From the entries below, copy every line holding the word "значимых".

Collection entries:

** START **

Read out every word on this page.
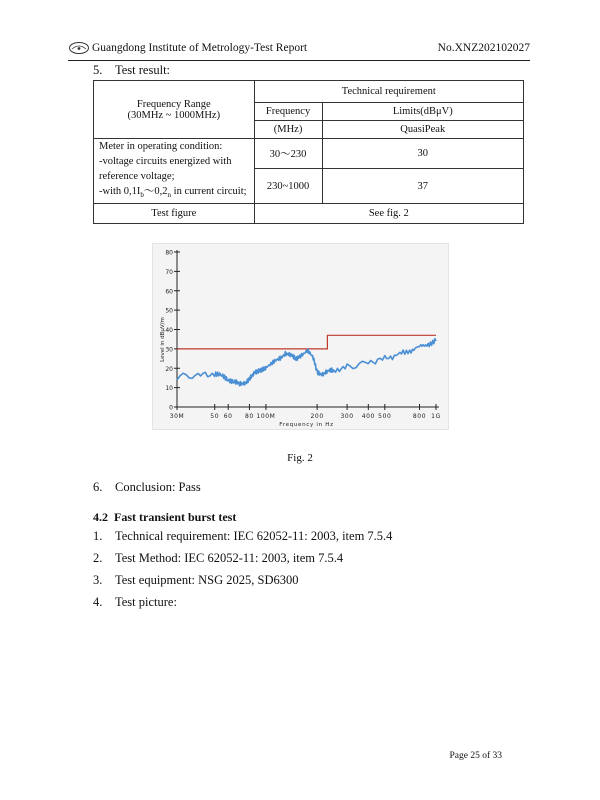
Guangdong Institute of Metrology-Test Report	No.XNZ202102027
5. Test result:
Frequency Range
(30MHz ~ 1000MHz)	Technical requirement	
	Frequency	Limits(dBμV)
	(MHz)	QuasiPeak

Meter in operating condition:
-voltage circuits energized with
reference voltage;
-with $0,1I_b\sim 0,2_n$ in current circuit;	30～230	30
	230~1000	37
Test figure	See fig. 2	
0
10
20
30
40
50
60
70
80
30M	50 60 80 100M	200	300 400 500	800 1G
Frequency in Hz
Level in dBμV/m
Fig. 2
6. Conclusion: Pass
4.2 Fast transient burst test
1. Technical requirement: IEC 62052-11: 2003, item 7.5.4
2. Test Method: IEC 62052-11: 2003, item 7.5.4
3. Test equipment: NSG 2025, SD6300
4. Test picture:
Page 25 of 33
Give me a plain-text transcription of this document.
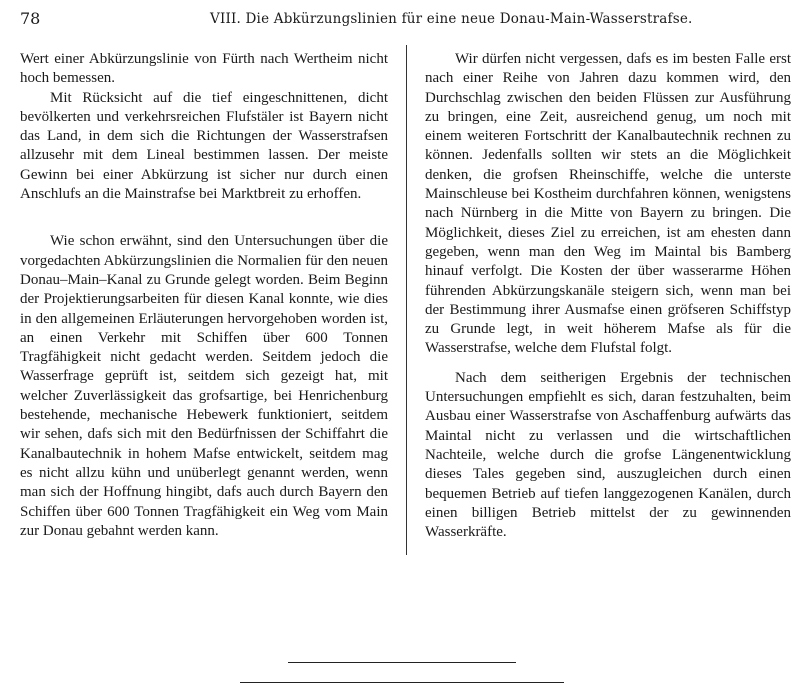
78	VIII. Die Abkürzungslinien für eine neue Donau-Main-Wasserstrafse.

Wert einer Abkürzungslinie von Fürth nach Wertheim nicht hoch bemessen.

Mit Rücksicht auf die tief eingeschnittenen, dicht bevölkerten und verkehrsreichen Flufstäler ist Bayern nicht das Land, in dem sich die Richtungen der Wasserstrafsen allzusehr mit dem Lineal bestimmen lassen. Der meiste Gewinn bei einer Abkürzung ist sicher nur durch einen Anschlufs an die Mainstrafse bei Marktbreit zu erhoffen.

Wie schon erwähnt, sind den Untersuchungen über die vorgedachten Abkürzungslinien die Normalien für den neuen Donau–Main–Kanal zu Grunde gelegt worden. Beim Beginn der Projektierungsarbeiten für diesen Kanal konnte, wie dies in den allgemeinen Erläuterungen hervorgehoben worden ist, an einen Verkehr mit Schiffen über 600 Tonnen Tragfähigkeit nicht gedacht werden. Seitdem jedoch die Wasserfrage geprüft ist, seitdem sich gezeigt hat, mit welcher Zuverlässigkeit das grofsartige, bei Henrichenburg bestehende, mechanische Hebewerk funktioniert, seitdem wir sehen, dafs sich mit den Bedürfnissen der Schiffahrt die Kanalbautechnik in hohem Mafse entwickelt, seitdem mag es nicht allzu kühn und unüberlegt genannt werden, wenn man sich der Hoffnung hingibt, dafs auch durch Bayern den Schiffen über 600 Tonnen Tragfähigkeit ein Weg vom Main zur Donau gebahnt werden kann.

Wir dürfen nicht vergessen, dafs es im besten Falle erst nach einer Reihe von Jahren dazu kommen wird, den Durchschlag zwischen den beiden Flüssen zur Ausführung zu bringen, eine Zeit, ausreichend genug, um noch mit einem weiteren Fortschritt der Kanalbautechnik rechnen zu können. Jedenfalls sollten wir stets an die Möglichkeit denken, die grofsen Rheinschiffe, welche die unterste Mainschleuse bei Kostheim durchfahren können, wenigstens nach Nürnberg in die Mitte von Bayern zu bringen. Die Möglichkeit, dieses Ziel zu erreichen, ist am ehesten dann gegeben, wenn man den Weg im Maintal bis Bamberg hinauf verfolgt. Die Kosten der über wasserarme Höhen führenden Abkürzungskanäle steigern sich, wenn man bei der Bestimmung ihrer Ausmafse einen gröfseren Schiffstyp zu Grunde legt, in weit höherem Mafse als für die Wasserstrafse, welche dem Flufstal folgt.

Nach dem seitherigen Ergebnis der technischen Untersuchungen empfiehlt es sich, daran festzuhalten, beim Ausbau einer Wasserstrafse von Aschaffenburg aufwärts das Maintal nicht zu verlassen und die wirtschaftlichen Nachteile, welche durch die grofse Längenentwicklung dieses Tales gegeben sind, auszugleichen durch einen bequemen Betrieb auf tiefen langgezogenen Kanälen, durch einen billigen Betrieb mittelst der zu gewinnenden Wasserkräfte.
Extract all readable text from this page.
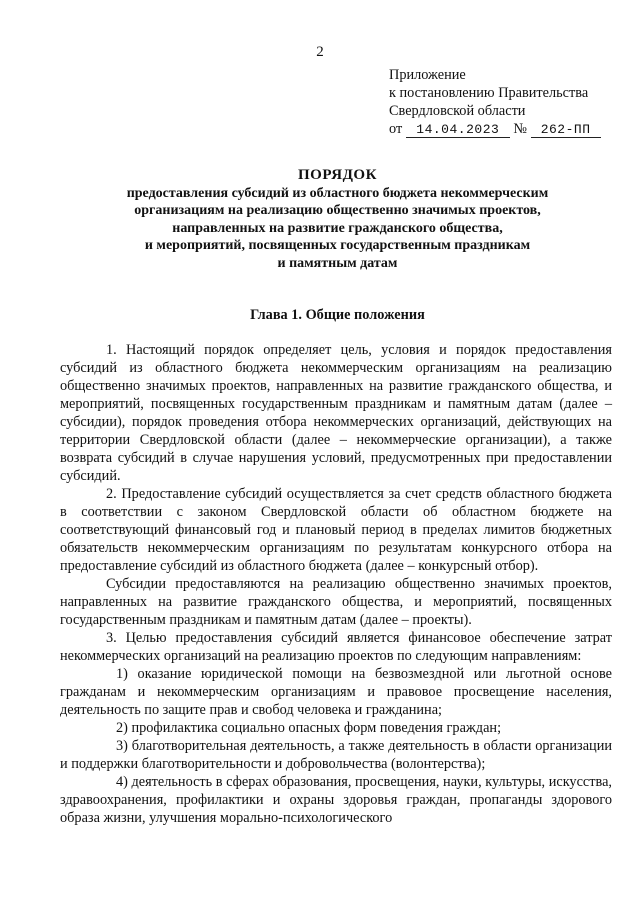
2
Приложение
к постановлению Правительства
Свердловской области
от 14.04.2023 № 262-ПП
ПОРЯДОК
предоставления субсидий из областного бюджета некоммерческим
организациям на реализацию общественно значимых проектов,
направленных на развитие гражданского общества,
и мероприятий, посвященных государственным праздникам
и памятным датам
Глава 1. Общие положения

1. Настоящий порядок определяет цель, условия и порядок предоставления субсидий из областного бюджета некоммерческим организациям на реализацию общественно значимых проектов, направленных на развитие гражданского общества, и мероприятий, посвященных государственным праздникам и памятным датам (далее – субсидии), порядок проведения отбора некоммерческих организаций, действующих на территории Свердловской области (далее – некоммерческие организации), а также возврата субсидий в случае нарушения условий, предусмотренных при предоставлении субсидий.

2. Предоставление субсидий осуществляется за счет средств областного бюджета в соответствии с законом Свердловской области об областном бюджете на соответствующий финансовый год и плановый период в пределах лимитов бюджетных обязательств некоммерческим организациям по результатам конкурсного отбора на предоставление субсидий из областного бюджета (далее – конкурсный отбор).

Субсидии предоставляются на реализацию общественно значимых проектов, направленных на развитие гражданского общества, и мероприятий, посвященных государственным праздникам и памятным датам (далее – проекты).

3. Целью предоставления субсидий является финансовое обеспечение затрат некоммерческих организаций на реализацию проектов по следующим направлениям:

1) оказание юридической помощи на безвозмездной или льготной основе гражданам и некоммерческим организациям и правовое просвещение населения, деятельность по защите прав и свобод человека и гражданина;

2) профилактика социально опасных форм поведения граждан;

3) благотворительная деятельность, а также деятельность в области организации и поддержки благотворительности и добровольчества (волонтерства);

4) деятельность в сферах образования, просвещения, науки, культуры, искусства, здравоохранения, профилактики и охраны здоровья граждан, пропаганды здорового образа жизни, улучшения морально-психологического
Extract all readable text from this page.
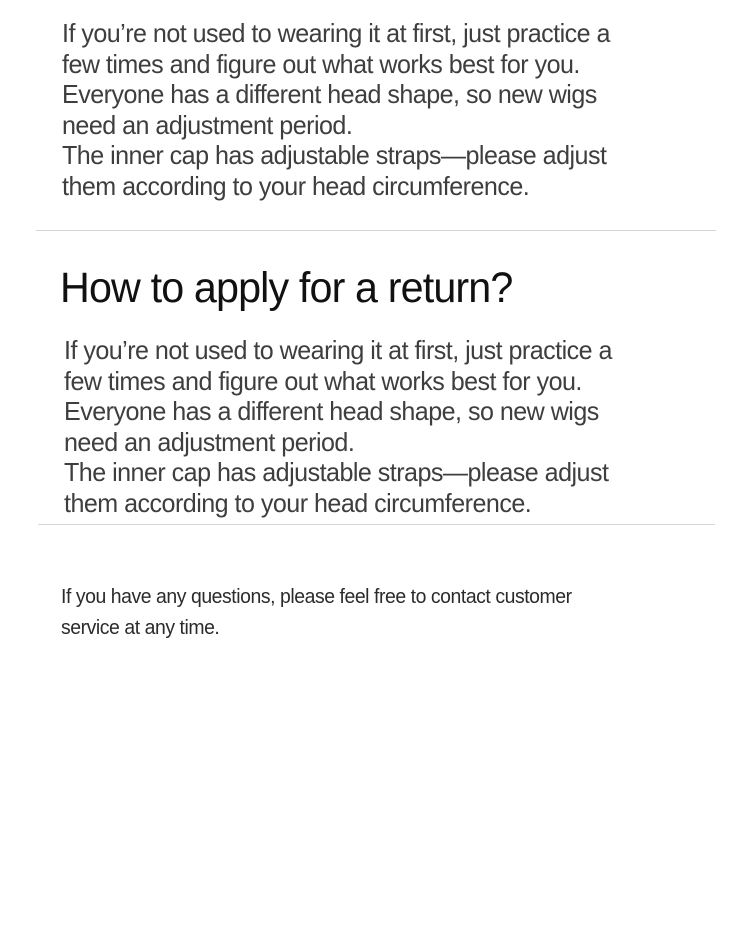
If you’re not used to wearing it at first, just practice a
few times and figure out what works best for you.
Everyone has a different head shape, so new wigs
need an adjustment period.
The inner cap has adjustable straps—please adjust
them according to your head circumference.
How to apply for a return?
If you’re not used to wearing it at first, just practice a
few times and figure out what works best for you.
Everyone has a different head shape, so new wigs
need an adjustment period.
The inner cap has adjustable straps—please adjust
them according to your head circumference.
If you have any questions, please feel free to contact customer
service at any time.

** END **

» ANSWER FOR THIS EXERCISE:
организациям на реализацию общественно значимых проектов,
1. Настоящий порядок определяет цель, условия и порядок предоставления субсидий из областного бюджета некоммерческим организациям на реализацию общественно значимых проектов, направленных на развитие гражданского общества, и мероприятий, посвященных государственным праздникам и памятным датам (далее – субсидии), порядок проведения отбора некоммерческих организаций, действующих на территории Свердловской области (далее – некоммерческие организации), а также возврата субсидий в случае нарушения условий, предусмотренных при предоставлении субсидий.
Субсидии предоставляются на реализацию общественно значимых проектов, направленных на развитие гражданского общества, и мероприятий, посвященных государственным праздникам и памятным датам (далее – проекты).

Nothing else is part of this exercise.